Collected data
* START *
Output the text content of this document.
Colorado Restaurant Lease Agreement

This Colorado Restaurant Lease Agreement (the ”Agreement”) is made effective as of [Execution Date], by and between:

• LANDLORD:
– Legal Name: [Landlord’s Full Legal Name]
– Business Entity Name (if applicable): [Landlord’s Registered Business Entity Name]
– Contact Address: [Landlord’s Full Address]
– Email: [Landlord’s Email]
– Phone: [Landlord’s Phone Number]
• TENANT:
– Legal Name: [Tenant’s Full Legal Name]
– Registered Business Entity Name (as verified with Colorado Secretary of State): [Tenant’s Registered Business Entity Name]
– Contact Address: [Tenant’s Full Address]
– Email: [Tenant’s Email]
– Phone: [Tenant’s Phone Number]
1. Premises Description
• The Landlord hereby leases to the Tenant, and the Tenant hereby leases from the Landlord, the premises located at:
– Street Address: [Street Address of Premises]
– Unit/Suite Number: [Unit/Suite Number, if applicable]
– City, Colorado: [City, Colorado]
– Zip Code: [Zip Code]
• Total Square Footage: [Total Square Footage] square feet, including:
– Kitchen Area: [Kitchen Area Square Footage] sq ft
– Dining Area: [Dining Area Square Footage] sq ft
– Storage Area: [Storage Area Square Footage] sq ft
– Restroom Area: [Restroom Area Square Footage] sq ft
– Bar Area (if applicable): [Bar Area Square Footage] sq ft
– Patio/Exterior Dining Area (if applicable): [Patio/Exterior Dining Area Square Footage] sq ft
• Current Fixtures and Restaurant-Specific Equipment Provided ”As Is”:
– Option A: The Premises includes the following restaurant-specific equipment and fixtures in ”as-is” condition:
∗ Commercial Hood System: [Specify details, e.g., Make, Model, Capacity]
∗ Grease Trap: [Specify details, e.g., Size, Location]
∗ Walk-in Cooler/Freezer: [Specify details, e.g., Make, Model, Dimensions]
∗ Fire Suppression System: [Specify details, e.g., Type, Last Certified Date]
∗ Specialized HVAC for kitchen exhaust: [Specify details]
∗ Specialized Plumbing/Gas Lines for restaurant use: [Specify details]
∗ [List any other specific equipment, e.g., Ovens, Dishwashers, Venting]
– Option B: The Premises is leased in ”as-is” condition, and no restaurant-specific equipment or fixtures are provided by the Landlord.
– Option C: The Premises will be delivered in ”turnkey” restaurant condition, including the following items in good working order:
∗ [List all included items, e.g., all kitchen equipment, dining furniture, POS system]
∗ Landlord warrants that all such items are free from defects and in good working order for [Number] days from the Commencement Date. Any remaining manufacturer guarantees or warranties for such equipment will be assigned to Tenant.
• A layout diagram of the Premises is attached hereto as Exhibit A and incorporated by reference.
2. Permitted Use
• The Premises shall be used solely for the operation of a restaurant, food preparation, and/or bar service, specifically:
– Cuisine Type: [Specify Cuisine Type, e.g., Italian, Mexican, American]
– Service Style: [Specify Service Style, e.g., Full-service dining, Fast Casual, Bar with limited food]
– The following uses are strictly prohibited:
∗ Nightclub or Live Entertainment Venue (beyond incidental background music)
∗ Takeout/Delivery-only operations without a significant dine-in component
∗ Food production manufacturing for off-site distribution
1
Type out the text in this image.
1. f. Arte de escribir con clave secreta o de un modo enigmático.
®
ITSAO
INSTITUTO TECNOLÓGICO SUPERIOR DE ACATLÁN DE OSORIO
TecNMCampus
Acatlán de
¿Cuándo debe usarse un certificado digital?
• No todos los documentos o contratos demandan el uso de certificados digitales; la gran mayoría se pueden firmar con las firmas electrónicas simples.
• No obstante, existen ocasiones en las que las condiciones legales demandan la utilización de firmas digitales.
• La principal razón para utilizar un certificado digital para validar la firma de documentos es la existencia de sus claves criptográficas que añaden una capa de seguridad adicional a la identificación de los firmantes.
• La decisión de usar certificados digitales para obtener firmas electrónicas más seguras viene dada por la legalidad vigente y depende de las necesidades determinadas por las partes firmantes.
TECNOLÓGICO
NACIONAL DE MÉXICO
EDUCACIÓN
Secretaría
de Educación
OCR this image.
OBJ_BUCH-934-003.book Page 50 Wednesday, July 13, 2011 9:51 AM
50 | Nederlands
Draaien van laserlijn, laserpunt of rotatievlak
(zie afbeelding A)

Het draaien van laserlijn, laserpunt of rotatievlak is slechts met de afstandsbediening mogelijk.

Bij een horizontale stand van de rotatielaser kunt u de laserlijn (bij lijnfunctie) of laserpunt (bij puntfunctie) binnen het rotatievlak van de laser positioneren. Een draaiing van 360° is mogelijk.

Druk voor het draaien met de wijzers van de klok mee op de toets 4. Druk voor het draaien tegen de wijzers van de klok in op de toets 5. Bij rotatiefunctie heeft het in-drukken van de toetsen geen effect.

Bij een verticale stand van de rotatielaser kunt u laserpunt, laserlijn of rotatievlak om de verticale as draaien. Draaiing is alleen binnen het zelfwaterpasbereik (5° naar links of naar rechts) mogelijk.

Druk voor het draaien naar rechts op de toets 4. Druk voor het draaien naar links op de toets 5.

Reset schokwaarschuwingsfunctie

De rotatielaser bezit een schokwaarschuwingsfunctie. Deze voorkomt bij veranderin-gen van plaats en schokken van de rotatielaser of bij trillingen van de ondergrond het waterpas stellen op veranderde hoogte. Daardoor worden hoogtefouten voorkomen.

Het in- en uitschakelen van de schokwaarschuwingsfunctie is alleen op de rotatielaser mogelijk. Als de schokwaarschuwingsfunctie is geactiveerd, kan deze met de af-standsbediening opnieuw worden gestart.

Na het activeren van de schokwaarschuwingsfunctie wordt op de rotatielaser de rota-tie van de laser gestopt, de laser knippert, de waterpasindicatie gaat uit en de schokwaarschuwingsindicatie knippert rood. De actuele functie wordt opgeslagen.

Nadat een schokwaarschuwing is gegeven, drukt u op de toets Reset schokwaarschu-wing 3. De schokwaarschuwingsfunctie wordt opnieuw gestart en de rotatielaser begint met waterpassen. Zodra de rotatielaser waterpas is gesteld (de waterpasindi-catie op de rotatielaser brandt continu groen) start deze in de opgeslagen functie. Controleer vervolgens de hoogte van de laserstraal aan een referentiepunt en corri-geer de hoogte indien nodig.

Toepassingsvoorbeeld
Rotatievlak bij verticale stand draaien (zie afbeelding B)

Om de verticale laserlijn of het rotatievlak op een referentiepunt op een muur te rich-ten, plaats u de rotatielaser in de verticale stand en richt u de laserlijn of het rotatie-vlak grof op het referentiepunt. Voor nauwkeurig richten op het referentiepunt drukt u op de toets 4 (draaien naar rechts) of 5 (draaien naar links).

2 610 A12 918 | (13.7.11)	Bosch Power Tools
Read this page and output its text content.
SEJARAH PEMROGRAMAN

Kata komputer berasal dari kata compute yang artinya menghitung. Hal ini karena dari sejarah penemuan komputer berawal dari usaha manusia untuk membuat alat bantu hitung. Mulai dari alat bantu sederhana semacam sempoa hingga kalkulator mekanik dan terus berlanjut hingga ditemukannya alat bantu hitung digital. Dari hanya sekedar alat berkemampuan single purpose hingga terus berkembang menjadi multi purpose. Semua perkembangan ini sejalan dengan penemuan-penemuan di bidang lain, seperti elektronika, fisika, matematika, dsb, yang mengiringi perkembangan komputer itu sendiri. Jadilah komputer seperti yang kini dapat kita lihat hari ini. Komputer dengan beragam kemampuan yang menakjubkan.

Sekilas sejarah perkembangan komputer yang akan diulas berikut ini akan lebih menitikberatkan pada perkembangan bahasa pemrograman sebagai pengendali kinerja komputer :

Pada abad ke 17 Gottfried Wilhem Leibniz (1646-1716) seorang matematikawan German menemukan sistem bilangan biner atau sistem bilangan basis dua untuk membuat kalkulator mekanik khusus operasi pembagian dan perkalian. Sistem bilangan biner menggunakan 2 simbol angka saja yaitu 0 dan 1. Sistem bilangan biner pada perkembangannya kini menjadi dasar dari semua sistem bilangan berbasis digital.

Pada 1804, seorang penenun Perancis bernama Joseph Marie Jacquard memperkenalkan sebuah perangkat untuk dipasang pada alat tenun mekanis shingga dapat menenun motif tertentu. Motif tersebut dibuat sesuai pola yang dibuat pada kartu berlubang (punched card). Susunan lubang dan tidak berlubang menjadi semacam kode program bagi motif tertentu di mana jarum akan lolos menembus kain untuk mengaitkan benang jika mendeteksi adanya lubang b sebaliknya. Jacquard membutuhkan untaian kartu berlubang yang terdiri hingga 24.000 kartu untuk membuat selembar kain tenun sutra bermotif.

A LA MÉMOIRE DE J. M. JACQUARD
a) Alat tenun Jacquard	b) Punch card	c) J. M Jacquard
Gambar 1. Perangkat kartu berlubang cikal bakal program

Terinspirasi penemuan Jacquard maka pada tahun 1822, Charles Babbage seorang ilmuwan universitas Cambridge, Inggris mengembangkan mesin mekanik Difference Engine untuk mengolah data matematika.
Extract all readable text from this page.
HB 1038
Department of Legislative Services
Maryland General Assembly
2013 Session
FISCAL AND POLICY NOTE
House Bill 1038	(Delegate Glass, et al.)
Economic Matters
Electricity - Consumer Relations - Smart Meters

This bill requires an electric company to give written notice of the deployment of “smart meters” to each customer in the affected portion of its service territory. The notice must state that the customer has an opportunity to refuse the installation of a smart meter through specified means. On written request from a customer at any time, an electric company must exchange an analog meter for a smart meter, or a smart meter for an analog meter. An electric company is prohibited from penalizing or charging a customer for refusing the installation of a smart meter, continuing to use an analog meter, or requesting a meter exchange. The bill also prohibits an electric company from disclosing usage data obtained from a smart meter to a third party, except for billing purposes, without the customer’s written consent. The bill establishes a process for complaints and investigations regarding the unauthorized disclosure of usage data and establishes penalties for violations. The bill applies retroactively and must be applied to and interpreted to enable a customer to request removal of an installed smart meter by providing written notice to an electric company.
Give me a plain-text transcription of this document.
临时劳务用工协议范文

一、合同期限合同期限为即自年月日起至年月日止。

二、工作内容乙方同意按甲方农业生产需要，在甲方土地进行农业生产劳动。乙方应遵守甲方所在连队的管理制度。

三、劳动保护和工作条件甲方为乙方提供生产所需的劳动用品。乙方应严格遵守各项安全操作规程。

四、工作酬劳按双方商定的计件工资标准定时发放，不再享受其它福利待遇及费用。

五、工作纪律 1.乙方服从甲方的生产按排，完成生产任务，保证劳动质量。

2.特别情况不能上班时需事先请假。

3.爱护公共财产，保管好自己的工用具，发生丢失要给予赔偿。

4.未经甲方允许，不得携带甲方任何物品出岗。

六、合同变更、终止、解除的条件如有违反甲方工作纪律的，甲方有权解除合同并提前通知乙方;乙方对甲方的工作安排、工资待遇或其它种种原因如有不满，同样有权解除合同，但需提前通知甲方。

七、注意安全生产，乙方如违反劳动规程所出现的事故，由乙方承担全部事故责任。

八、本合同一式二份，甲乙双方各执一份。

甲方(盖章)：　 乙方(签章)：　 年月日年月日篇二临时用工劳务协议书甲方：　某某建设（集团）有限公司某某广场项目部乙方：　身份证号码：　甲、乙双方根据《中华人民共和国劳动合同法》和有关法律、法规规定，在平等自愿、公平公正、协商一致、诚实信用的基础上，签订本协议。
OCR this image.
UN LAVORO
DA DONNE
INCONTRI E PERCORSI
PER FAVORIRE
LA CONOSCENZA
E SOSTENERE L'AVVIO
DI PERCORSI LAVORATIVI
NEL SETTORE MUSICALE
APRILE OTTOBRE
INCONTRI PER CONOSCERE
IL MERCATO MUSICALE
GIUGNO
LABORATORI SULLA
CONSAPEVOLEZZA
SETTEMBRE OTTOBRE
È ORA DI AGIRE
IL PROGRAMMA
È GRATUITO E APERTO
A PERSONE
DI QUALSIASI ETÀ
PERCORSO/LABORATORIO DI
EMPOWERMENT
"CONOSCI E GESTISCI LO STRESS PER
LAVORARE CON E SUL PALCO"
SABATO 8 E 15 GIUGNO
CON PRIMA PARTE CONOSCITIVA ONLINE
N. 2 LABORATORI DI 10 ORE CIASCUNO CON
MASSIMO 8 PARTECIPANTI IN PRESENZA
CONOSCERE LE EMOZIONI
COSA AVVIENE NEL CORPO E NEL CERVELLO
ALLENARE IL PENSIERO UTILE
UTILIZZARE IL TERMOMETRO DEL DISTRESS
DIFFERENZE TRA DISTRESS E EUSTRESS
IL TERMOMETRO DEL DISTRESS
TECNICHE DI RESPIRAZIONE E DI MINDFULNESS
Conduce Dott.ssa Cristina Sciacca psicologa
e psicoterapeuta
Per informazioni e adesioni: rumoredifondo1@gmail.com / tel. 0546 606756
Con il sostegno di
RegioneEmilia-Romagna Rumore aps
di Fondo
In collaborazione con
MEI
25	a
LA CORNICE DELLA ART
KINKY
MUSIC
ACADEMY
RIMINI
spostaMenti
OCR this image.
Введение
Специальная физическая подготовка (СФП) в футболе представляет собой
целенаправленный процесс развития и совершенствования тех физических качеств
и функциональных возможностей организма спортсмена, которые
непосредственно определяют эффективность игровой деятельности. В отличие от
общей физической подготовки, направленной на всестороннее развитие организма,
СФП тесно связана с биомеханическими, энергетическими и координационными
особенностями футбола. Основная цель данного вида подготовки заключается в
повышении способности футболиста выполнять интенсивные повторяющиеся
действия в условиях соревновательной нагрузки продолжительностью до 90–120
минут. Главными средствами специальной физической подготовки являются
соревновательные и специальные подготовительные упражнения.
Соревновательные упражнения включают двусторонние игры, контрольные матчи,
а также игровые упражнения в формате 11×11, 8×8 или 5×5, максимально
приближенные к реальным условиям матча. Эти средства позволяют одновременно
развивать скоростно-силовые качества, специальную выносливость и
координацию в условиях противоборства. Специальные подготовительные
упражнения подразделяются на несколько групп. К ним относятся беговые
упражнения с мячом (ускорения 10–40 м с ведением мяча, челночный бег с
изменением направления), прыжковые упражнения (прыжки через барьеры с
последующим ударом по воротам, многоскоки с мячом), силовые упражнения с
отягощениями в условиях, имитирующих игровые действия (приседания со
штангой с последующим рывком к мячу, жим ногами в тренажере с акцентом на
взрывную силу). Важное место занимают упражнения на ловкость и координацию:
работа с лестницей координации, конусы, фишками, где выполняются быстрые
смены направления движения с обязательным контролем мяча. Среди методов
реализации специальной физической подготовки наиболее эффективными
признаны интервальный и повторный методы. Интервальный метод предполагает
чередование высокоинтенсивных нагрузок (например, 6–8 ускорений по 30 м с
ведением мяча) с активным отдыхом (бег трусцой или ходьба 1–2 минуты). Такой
* END *
*WHAT YOU NEED TO DO:* Pull every line containing the word "игровые" out of the material and copy it.

*RESULT:*
а также игровые упражнения в формате 11×11, 8×8 или 5×5, максимально
отягощениями в условиях, имитирующих игровые действия (приседания со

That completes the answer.